* start *
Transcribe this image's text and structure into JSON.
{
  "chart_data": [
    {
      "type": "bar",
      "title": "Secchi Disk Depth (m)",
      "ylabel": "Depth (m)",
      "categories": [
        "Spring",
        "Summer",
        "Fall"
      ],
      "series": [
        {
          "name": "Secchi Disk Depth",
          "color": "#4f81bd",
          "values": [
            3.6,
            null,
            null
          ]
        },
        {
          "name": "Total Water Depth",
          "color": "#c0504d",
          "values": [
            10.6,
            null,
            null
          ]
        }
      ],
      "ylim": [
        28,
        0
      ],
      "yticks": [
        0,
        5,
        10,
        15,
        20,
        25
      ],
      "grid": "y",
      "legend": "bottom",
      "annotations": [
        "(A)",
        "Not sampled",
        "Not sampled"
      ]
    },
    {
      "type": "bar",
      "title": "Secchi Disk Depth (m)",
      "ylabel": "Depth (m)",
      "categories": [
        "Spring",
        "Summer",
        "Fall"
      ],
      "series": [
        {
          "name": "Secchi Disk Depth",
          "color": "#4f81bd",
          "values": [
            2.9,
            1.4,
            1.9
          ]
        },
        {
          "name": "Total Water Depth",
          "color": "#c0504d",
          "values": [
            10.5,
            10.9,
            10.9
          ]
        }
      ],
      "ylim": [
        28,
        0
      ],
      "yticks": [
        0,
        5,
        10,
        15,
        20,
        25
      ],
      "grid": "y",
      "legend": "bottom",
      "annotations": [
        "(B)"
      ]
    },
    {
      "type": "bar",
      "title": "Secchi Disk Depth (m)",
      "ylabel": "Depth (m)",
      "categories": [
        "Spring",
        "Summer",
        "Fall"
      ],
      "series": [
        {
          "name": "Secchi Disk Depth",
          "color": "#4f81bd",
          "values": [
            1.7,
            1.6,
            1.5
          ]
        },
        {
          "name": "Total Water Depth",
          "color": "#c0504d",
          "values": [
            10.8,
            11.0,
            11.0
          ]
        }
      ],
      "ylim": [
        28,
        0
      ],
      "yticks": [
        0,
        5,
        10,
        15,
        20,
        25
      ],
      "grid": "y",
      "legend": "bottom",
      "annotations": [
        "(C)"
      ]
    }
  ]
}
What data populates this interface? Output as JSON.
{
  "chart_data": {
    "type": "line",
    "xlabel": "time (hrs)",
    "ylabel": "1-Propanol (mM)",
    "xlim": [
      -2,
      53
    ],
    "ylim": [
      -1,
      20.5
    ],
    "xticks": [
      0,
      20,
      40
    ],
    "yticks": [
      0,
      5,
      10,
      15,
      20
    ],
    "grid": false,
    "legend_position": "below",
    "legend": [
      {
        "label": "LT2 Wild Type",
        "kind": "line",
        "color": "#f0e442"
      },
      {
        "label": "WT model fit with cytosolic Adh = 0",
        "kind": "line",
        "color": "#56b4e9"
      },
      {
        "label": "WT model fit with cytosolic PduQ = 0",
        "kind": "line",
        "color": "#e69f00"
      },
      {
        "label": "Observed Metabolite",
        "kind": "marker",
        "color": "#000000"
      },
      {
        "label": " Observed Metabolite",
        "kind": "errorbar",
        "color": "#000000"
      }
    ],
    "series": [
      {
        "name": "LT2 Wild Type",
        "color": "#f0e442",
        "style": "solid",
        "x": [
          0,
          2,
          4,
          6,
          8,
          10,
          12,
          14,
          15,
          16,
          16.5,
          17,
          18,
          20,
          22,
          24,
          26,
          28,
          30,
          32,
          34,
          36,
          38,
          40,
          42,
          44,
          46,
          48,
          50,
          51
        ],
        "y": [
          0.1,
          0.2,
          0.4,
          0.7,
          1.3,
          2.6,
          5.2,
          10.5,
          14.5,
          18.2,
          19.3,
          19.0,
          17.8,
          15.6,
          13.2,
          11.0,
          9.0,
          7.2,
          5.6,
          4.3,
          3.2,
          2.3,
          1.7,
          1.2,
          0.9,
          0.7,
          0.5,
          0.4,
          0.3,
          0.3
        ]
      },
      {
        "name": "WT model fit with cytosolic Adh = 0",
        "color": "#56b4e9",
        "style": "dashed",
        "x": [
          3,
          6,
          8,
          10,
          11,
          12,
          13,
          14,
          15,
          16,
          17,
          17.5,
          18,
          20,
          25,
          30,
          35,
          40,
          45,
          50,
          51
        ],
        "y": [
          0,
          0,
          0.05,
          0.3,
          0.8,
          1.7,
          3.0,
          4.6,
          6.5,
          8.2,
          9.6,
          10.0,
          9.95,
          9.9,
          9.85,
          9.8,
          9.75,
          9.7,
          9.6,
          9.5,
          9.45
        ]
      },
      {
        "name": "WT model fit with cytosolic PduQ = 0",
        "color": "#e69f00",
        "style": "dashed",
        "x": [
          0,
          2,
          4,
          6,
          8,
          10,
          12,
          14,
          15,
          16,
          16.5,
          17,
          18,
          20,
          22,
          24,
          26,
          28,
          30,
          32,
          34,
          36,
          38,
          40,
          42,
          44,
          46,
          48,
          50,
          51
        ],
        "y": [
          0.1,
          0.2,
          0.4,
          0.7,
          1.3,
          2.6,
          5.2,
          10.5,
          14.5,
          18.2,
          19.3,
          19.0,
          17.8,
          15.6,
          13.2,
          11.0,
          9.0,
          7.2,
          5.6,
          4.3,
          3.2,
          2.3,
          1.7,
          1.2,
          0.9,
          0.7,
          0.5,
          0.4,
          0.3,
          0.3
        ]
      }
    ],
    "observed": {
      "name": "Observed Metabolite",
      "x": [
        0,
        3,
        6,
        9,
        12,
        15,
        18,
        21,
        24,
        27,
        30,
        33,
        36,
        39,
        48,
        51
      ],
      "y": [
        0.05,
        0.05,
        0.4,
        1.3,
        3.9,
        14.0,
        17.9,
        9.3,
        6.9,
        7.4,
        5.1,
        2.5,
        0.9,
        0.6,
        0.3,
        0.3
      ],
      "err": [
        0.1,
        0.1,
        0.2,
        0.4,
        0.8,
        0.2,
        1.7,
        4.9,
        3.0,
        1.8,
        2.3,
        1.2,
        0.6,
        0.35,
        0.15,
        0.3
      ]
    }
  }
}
* end *
— EXERCISE PROMPT —
Find every line in the records above that contains the word "JSON", and copy each one.

— FULL OUTPUT —
Transcribe this image's text and structure into JSON.
What data populates this interface? Output as JSON.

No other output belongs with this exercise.